**What to work on:** Look at each line of the records and count those with "this" in them. Please answer with the count alone.

**Information shown:**
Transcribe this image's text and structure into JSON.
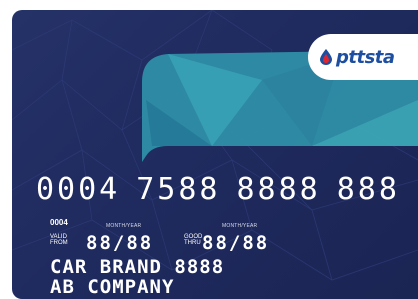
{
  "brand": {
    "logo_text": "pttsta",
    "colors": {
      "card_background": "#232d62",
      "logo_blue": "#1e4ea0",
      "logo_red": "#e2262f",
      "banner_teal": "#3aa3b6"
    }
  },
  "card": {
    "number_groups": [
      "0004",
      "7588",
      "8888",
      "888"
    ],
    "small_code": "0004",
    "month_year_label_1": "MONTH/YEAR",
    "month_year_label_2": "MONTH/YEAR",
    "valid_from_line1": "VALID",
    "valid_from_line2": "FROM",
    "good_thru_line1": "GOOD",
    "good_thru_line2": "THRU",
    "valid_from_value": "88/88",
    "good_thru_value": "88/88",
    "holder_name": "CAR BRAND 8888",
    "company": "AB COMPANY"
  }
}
==
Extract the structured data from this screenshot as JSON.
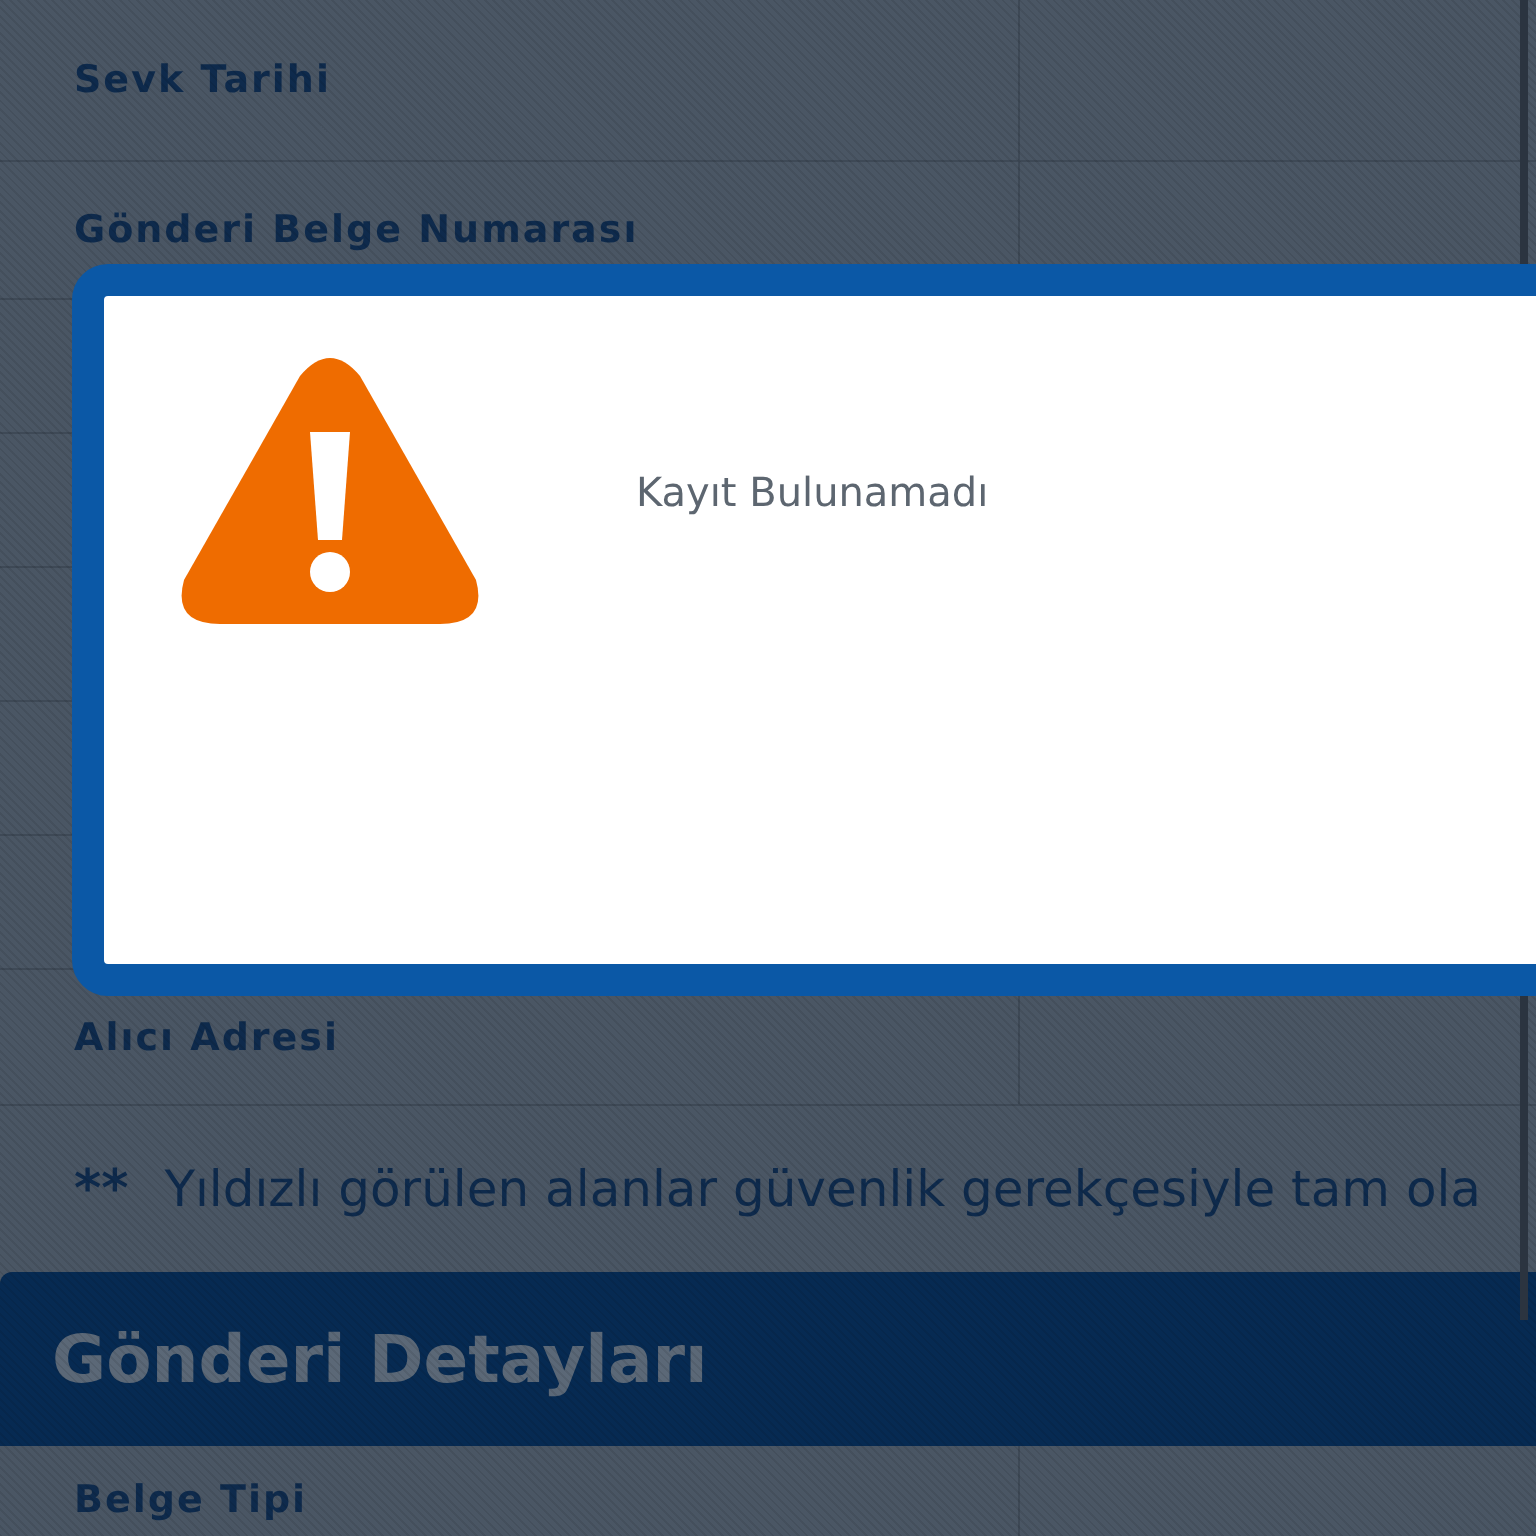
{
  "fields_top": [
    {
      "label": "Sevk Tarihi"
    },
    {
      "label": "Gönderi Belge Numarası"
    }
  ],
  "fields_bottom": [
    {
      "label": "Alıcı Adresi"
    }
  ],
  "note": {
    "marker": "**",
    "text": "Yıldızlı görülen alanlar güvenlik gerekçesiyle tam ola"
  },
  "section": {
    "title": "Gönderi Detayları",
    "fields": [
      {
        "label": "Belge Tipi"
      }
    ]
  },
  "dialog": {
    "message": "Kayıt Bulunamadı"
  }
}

**Exercise output:** 2